## EXTRACTED INFORMATION
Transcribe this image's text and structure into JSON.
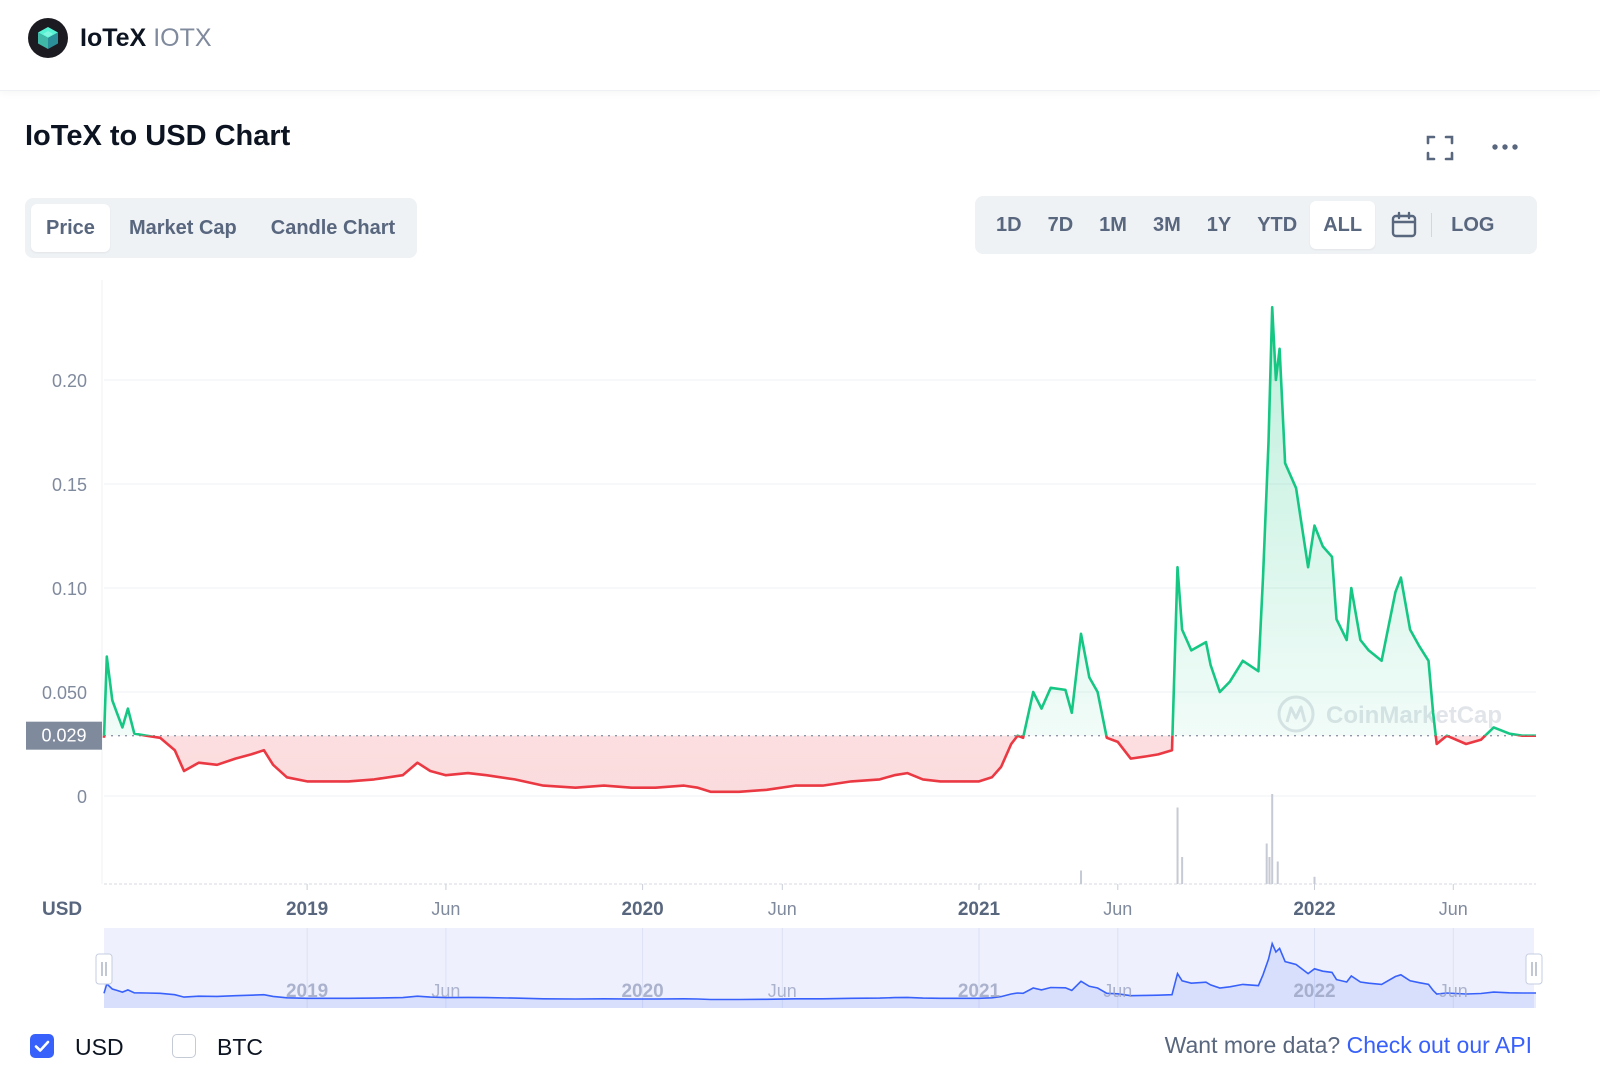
{
  "header": {
    "coin_name": "IoTeX",
    "coin_symbol": "IOTX",
    "logo_icon": "iotex-cube-logo-icon"
  },
  "chart_section": {
    "title": "IoTeX to USD Chart",
    "fullscreen_icon": "fullscreen-icon",
    "more_icon": "more-horizontal-icon"
  },
  "tabs": [
    {
      "label": "Price",
      "active": true
    },
    {
      "label": "Market Cap",
      "active": false
    },
    {
      "label": "Candle Chart",
      "active": false
    }
  ],
  "ranges": [
    {
      "label": "1D",
      "active": false
    },
    {
      "label": "7D",
      "active": false
    },
    {
      "label": "1M",
      "active": false
    },
    {
      "label": "3M",
      "active": false
    },
    {
      "label": "1Y",
      "active": false
    },
    {
      "label": "YTD",
      "active": false
    },
    {
      "label": "ALL",
      "active": true
    }
  ],
  "range_calendar_icon": "calendar-icon",
  "log_label": "LOG",
  "colors": {
    "up": "#16c784",
    "down": "#ea3943",
    "navigator": "#3861fb",
    "accent": "#3861fb"
  },
  "chart_data": {
    "type": "line",
    "currency_label": "USD",
    "current_price_label": "0.029",
    "baseline": 0.029,
    "y_ticks": [
      "0",
      "0.050",
      "0.10",
      "0.15",
      "0.20"
    ],
    "ylim": [
      0,
      0.25
    ],
    "x_ticks": [
      {
        "label": "2019",
        "date": "2019-01-01",
        "kind": "year"
      },
      {
        "label": "Jun",
        "date": "2019-06-01",
        "kind": "month"
      },
      {
        "label": "2020",
        "date": "2020-01-01",
        "kind": "year"
      },
      {
        "label": "Jun",
        "date": "2020-06-01",
        "kind": "month"
      },
      {
        "label": "2021",
        "date": "2021-01-01",
        "kind": "year"
      },
      {
        "label": "Jun",
        "date": "2021-06-01",
        "kind": "month"
      },
      {
        "label": "2022",
        "date": "2022-01-01",
        "kind": "year"
      },
      {
        "label": "Jun",
        "date": "2022-06-01",
        "kind": "month"
      }
    ],
    "xlim": [
      "2018-05-25",
      "2022-08-30"
    ],
    "series": [
      {
        "points": [
          [
            "2018-05-25",
            0.028
          ],
          [
            "2018-05-28",
            0.067
          ],
          [
            "2018-06-03",
            0.046
          ],
          [
            "2018-06-08",
            0.04
          ],
          [
            "2018-06-14",
            0.033
          ],
          [
            "2018-06-20",
            0.042
          ],
          [
            "2018-06-27",
            0.03
          ],
          [
            "2018-07-10",
            0.029
          ],
          [
            "2018-07-25",
            0.028
          ],
          [
            "2018-08-10",
            0.022
          ],
          [
            "2018-08-20",
            0.012
          ],
          [
            "2018-09-05",
            0.016
          ],
          [
            "2018-09-25",
            0.015
          ],
          [
            "2018-10-15",
            0.018
          ],
          [
            "2018-11-01",
            0.02
          ],
          [
            "2018-11-15",
            0.022
          ],
          [
            "2018-11-25",
            0.015
          ],
          [
            "2018-12-10",
            0.009
          ],
          [
            "2019-01-01",
            0.007
          ],
          [
            "2019-02-15",
            0.007
          ],
          [
            "2019-03-15",
            0.008
          ],
          [
            "2019-04-15",
            0.01
          ],
          [
            "2019-05-01",
            0.016
          ],
          [
            "2019-05-15",
            0.012
          ],
          [
            "2019-06-01",
            0.01
          ],
          [
            "2019-06-25",
            0.011
          ],
          [
            "2019-07-15",
            0.01
          ],
          [
            "2019-08-15",
            0.008
          ],
          [
            "2019-09-15",
            0.005
          ],
          [
            "2019-10-20",
            0.004
          ],
          [
            "2019-11-20",
            0.005
          ],
          [
            "2019-12-20",
            0.004
          ],
          [
            "2020-01-15",
            0.004
          ],
          [
            "2020-02-15",
            0.005
          ],
          [
            "2020-03-01",
            0.004
          ],
          [
            "2020-03-15",
            0.002
          ],
          [
            "2020-04-15",
            0.002
          ],
          [
            "2020-05-15",
            0.003
          ],
          [
            "2020-06-15",
            0.005
          ],
          [
            "2020-07-15",
            0.005
          ],
          [
            "2020-08-15",
            0.007
          ],
          [
            "2020-09-15",
            0.008
          ],
          [
            "2020-10-01",
            0.01
          ],
          [
            "2020-10-15",
            0.011
          ],
          [
            "2020-11-01",
            0.008
          ],
          [
            "2020-11-20",
            0.007
          ],
          [
            "2020-12-10",
            0.007
          ],
          [
            "2021-01-01",
            0.007
          ],
          [
            "2021-01-15",
            0.009
          ],
          [
            "2021-01-25",
            0.014
          ],
          [
            "2021-02-05",
            0.025
          ],
          [
            "2021-02-12",
            0.029
          ],
          [
            "2021-02-18",
            0.028
          ],
          [
            "2021-03-01",
            0.05
          ],
          [
            "2021-03-10",
            0.042
          ],
          [
            "2021-03-20",
            0.052
          ],
          [
            "2021-04-05",
            0.051
          ],
          [
            "2021-04-12",
            0.04
          ],
          [
            "2021-04-22",
            0.078
          ],
          [
            "2021-05-01",
            0.057
          ],
          [
            "2021-05-10",
            0.05
          ],
          [
            "2021-05-20",
            0.028
          ],
          [
            "2021-06-01",
            0.026
          ],
          [
            "2021-06-15",
            0.018
          ],
          [
            "2021-07-01",
            0.019
          ],
          [
            "2021-07-15",
            0.02
          ],
          [
            "2021-07-30",
            0.022
          ],
          [
            "2021-08-05",
            0.11
          ],
          [
            "2021-08-10",
            0.08
          ],
          [
            "2021-08-20",
            0.07
          ],
          [
            "2021-09-05",
            0.074
          ],
          [
            "2021-09-10",
            0.063
          ],
          [
            "2021-09-20",
            0.05
          ],
          [
            "2021-10-01",
            0.055
          ],
          [
            "2021-10-15",
            0.065
          ],
          [
            "2021-11-01",
            0.06
          ],
          [
            "2021-11-06",
            0.105
          ],
          [
            "2021-11-12",
            0.17
          ],
          [
            "2021-11-16",
            0.235
          ],
          [
            "2021-11-20",
            0.2
          ],
          [
            "2021-11-24",
            0.215
          ],
          [
            "2021-11-30",
            0.16
          ],
          [
            "2021-12-05",
            0.155
          ],
          [
            "2021-12-12",
            0.148
          ],
          [
            "2021-12-25",
            0.11
          ],
          [
            "2022-01-01",
            0.13
          ],
          [
            "2022-01-10",
            0.12
          ],
          [
            "2022-01-20",
            0.115
          ],
          [
            "2022-01-25",
            0.085
          ],
          [
            "2022-02-05",
            0.075
          ],
          [
            "2022-02-10",
            0.1
          ],
          [
            "2022-02-20",
            0.075
          ],
          [
            "2022-03-01",
            0.07
          ],
          [
            "2022-03-15",
            0.065
          ],
          [
            "2022-03-30",
            0.098
          ],
          [
            "2022-04-05",
            0.105
          ],
          [
            "2022-04-15",
            0.08
          ],
          [
            "2022-04-25",
            0.072
          ],
          [
            "2022-05-05",
            0.065
          ],
          [
            "2022-05-10",
            0.04
          ],
          [
            "2022-05-14",
            0.025
          ],
          [
            "2022-05-25",
            0.029
          ],
          [
            "2022-06-15",
            0.025
          ],
          [
            "2022-07-01",
            0.027
          ],
          [
            "2022-07-15",
            0.033
          ],
          [
            "2022-08-01",
            0.03
          ],
          [
            "2022-08-15",
            0.029
          ],
          [
            "2022-08-30",
            0.029
          ]
        ]
      }
    ],
    "volume": [
      [
        "2021-04-22",
        0.15
      ],
      [
        "2021-08-05",
        0.85
      ],
      [
        "2021-08-10",
        0.3
      ],
      [
        "2021-11-10",
        0.45
      ],
      [
        "2021-11-13",
        0.3
      ],
      [
        "2021-11-16",
        1.0
      ],
      [
        "2021-11-22",
        0.25
      ],
      [
        "2022-01-01",
        0.08
      ]
    ],
    "watermark": "CoinMarketCap",
    "navigator_ticks": [
      "2019",
      "Jun",
      "2020",
      "Jun",
      "2021",
      "Jun",
      "2022",
      "Jun"
    ]
  },
  "legend": {
    "usd_label": "USD",
    "btc_label": "BTC",
    "usd_checked": true,
    "btc_checked": false,
    "api_prompt": "Want more data?",
    "api_link": "Check out our API"
  }
}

## REQUIRED WORK
The records are above. How many lines in them contain the word "more"? Give the number alone.

## EXPECTED ANSWER
2